CHALLENGE 1 – Repeat the text about the Russian mini-series word for word.

EXCERPT –
Model Home, Model Citizens

by Susan Downing

Lately I’ve been watching a recent Russian mini-series, a 22-part saga of the lives of several families living a fancy apartment building, beginning in Soviet times in 1924, and running up into the post-Soviet period.  I’d translate its literal title “The Building with the Exemplary Content” as “Model Home, Model Citizens.” This title doesn’t refer to an empty apartment potential residents can view.  Rather, it suggests that this building and those who inhabit it are exemplary role models of architecture and citizenry.  A variety of families moves in and out of these apartments, but the main family we follow is the Mirskys.  It is Dmitry – husband and father and celebrated architect – who designed this apartment building, this “model home.”

When Mirsky brings his soon-to-be wife Rosa to his apartment for the first time, in 1924, she is in awe of her much older husband’s art collection, which includes a Picasso given to him by the artist himself, as well as a Chagall and many other paintings by prominent Russian masters. These paintings play a prominent role not only in the later part of the series, when a cunning mafia band manages to steal them, but earlier, too.

Dmitry’s talents bring him to the attention of Stalin’s inner circle, and he is offered the opportunity to head up the work on Moscow’s most central architectural projects during the 1930s.  Although these projects run counter to his own creative vision, he tells Rosa that to refuse would jeopardize his future as an architect.  And so, Mirsky compromises his principles and accepts the position.  Nonetheless, he continues to be plagued by reservations, by doubts, by dissatisfaction, and by the fear that despite this compromise, everything will come crashing down around him.

He has good reason to be afraid.  We are now in the time of Stalin’s purges.  The Mirksys, along with their friends, relatives, colleagues and neighbors, are living under the very real threat that they’ll be targeted by government officials advancing their own political agendas or denounced by fellow model citizens looking to safeguard their own positions, arrested, and put in prison for a decade or two, their families left with little or no information about them.

ROWS –

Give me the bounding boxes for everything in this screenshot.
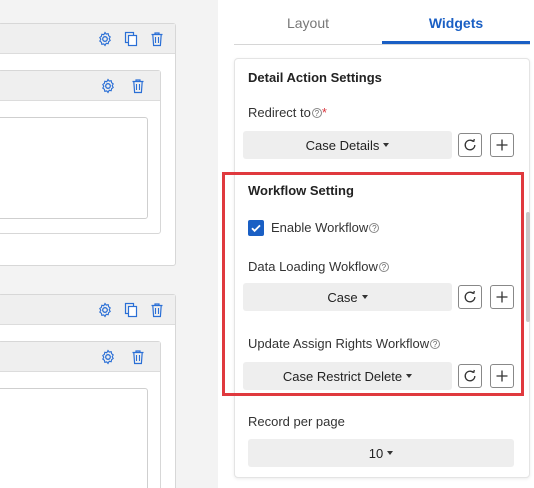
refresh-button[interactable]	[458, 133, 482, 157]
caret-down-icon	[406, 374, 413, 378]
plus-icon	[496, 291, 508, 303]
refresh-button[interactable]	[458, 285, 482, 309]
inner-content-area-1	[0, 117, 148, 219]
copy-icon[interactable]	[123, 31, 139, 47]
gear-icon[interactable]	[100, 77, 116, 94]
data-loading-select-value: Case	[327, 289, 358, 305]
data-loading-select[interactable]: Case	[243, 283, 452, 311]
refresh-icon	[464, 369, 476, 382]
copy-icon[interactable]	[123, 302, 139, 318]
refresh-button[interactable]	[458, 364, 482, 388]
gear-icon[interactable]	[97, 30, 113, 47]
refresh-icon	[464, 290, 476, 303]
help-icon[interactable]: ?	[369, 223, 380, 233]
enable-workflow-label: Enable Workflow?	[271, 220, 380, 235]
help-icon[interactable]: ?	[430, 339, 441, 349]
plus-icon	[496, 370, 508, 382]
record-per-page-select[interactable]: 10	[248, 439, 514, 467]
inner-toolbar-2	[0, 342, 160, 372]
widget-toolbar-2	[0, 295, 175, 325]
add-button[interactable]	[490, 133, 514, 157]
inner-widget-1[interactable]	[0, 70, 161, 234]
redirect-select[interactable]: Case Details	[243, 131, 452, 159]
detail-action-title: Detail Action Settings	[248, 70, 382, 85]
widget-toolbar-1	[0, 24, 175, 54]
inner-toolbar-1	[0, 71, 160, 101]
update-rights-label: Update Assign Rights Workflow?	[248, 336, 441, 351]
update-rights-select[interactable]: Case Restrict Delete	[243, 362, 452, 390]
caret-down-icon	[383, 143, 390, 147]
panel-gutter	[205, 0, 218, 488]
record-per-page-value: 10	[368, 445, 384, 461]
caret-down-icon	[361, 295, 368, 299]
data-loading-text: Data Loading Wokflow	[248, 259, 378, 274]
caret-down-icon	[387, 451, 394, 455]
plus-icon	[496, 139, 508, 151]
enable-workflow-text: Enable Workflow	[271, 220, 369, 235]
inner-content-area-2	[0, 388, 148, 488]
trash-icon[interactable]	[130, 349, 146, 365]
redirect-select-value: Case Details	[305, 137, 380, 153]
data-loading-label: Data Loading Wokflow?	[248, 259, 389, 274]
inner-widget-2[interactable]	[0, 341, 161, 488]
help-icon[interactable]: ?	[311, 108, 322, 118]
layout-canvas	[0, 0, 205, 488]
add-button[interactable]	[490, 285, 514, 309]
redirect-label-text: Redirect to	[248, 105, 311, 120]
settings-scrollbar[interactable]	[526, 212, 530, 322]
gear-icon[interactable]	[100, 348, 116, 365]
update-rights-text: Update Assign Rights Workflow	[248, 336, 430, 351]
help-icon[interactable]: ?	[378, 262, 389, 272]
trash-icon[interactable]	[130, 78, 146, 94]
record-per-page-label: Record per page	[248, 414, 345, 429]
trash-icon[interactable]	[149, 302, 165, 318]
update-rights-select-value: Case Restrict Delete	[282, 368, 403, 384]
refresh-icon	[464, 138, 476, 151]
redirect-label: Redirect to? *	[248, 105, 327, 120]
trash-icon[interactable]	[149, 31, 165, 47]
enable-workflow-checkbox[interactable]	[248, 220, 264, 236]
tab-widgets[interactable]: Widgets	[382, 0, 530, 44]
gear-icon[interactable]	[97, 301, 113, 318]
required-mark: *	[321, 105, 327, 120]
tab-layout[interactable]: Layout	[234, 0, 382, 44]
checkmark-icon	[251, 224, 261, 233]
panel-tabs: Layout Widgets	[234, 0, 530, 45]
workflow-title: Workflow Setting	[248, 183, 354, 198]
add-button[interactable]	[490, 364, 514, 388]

CHALLENGE 2 – From the records, write as a numbered list the lines between the one holding "133, 482, 157]" and the one holding "342, 160, 372]", inclusive, leaving out blank lines.

EXERCISE OUTPUT 1 –
Model Home, Model Citizens

by Susan Downing

Lately I’ve been watching a recent Russian mini-series, a 22-part saga of the lives of several families living a fancy apartment building, beginning in Soviet times in 1924, and running up into the post-Soviet period.  I’d translate its literal title “The Building with the Exemplary Content” as “Model Home, Model Citizens.” This title doesn’t refer to an empty apartment potential residents can view.  Rather, it suggests that this building and those who inhabit it are exemplary role models of architecture and citizenry.  A variety of families moves in and out of these apartments, but the main family we follow is the Mirskys.  It is Dmitry – husband and father and celebrated architect – who designed this apartment building, this “model home.”

When Mirsky brings his soon-to-be wife Rosa to his apartment for the first time, in 1924, she is in awe of her much older husband’s art collection, which includes a Picasso given to him by the artist himself, as well as a Chagall and many other paintings by prominent Russian masters. These paintings play a prominent role not only in the later part of the series, when a cunning mafia band manages to steal them, but earlier, too.

Dmitry’s talents bring him to the attention of Stalin’s inner circle, and he is offered the opportunity to head up the work on Moscow’s most central architectural projects during the 1930s.  Although these projects run counter to his own creative vision, he tells Rosa that to refuse would jeopardize his future as an architect.  And so, Mirsky compromises his principles and accepts the position.  Nonetheless, he continues to be plagued by reservations, by doubts, by dissatisfaction, and by the fear that despite this compromise, everything will come crashing down around him.

He has good reason to be afraid.  We are now in the time of Stalin’s purges.  The Mirksys, along with their friends, relatives, colleagues and neighbors, are living under the very real threat that they’ll be targeted by government officials advancing their own political agendas or denounced by fellow model citizens looking to safeguard their own positions, arrested, and put in prison for a decade or two, their families left with little or no information about them.

EXERCISE OUTPUT 2 –
1. refresh-button[interactable]	[458, 133, 482, 157]
2. caret-down-icon	[406, 374, 413, 378]
3. plus-icon	[496, 291, 508, 303]
4. refresh-button[interactable]	[458, 285, 482, 309]
5. inner-content-area-1	[0, 117, 148, 219]
6. copy-icon[interactable]	[123, 31, 139, 47]
7. gear-icon[interactable]	[100, 77, 116, 94]
8. data-loading-select-value: Case	[327, 289, 358, 305]
9. data-loading-select[interactable]: Case	[243, 283, 452, 311]
10. refresh-icon	[464, 369, 476, 382]
11. copy-icon[interactable]	[123, 302, 139, 318]
12. refresh-button[interactable]	[458, 364, 482, 388]
13. gear-icon[interactable]	[97, 30, 113, 47]
14. refresh-icon	[464, 290, 476, 303]
15. help-icon[interactable]: ?	[369, 223, 380, 233]
16. enable-workflow-label: Enable Workflow?	[271, 220, 380, 235]
17. help-icon[interactable]: ?	[430, 339, 441, 349]
18. plus-icon	[496, 370, 508, 382]
19. record-per-page-select[interactable]: 10	[248, 439, 514, 467]
20. inner-toolbar-2	[0, 342, 160, 372]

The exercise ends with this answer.